⟨
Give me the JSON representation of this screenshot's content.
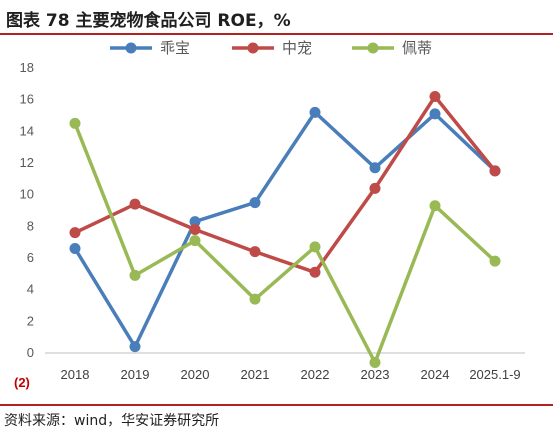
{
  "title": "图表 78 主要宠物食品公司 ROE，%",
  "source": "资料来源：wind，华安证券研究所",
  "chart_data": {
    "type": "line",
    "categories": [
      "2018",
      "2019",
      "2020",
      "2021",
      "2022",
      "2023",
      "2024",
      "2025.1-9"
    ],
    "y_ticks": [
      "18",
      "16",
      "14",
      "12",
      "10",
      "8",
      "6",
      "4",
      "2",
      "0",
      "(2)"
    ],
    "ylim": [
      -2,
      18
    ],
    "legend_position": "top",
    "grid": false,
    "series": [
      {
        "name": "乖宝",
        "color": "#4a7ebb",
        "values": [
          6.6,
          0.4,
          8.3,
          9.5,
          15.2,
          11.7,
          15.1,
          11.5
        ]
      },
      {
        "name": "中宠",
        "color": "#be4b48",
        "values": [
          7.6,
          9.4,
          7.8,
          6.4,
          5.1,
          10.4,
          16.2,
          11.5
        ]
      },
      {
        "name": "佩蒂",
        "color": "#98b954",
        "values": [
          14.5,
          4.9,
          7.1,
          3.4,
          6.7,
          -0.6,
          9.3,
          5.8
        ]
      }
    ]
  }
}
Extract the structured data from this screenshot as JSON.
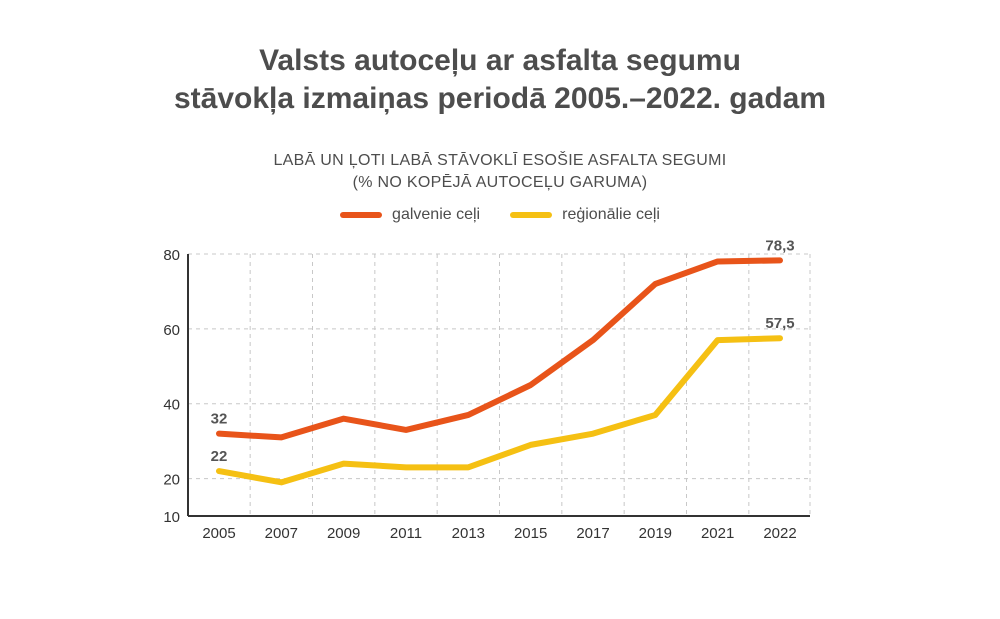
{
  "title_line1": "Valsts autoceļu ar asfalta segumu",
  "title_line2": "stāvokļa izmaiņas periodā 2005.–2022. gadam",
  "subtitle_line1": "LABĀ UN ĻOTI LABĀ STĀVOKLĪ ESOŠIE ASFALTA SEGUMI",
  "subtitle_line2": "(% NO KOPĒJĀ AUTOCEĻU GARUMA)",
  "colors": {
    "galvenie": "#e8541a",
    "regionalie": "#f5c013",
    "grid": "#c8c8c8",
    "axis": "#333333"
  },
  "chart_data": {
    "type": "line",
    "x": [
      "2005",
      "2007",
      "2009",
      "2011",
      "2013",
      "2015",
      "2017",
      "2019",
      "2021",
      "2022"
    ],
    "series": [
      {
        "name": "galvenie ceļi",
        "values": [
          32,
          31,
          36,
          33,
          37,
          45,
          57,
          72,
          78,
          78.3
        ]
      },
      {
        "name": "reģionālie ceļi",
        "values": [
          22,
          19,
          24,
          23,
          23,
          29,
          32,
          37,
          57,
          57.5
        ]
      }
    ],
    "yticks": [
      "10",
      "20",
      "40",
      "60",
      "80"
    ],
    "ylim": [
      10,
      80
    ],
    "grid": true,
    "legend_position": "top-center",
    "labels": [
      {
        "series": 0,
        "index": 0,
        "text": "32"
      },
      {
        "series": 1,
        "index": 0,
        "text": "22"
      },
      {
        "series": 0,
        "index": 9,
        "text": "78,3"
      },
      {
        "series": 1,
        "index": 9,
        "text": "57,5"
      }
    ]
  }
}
⟩
#### [Problem statement]
Your task is an exact transcription of all the data, minus the pictures.

#### [Solution]
Give me the JSON representation of this screenshot's content.
{
  "title": "图表 78 主要宠物食品公司 ROE，%",
  "source": "资料来源：wind，华安证券研究所",
  "chart_data": {
    "type": "line",
    "categories": [
      "2018",
      "2019",
      "2020",
      "2021",
      "2022",
      "2023",
      "2024",
      "2025.1-9"
    ],
    "y_ticks": [
      "18",
      "16",
      "14",
      "12",
      "10",
      "8",
      "6",
      "4",
      "2",
      "0",
      "(2)"
    ],
    "ylim": [
      -2,
      18
    ],
    "legend_position": "top",
    "grid": false,
    "series": [
      {
        "name": "乖宝",
        "color": "#4a7ebb",
        "values": [
          6.6,
          0.4,
          8.3,
          9.5,
          15.2,
          11.7,
          15.1,
          11.5
        ]
      },
      {
        "name": "中宠",
        "color": "#be4b48",
        "values": [
          7.6,
          9.4,
          7.8,
          6.4,
          5.1,
          10.4,
          16.2,
          11.5
        ]
      },
      {
        "name": "佩蒂",
        "color": "#98b954",
        "values": [
          14.5,
          4.9,
          7.1,
          3.4,
          6.7,
          -0.6,
          9.3,
          5.8
        ]
      }
    ]
  }
}
Extract the structured data from this screenshot as JSON.
{
  "title_line1": "Valsts autoceļu ar asfalta segumu",
  "title_line2": "stāvokļa izmaiņas periodā 2005.–2022. gadam",
  "subtitle_line1": "LABĀ UN ĻOTI LABĀ STĀVOKLĪ ESOŠIE ASFALTA SEGUMI",
  "subtitle_line2": "(% NO KOPĒJĀ AUTOCEĻU GARUMA)",
  "colors": {
    "galvenie": "#e8541a",
    "regionalie": "#f5c013",
    "grid": "#c8c8c8",
    "axis": "#333333"
  },
  "chart_data": {
    "type": "line",
    "x": [
      "2005",
      "2007",
      "2009",
      "2011",
      "2013",
      "2015",
      "2017",
      "2019",
      "2021",
      "2022"
    ],
    "series": [
      {
        "name": "galvenie ceļi",
        "values": [
          32,
          31,
          36,
          33,
          37,
          45,
          57,
          72,
          78,
          78.3
        ]
      },
      {
        "name": "reģionālie ceļi",
        "values": [
          22,
          19,
          24,
          23,
          23,
          29,
          32,
          37,
          57,
          57.5
        ]
      }
    ],
    "yticks": [
      "10",
      "20",
      "40",
      "60",
      "80"
    ],
    "ylim": [
      10,
      80
    ],
    "grid": true,
    "legend_position": "top-center",
    "labels": [
      {
        "series": 0,
        "index": 0,
        "text": "32"
      },
      {
        "series": 1,
        "index": 0,
        "text": "22"
      },
      {
        "series": 0,
        "index": 9,
        "text": "78,3"
      },
      {
        "series": 1,
        "index": 9,
        "text": "57,5"
      }
    ]
  }
}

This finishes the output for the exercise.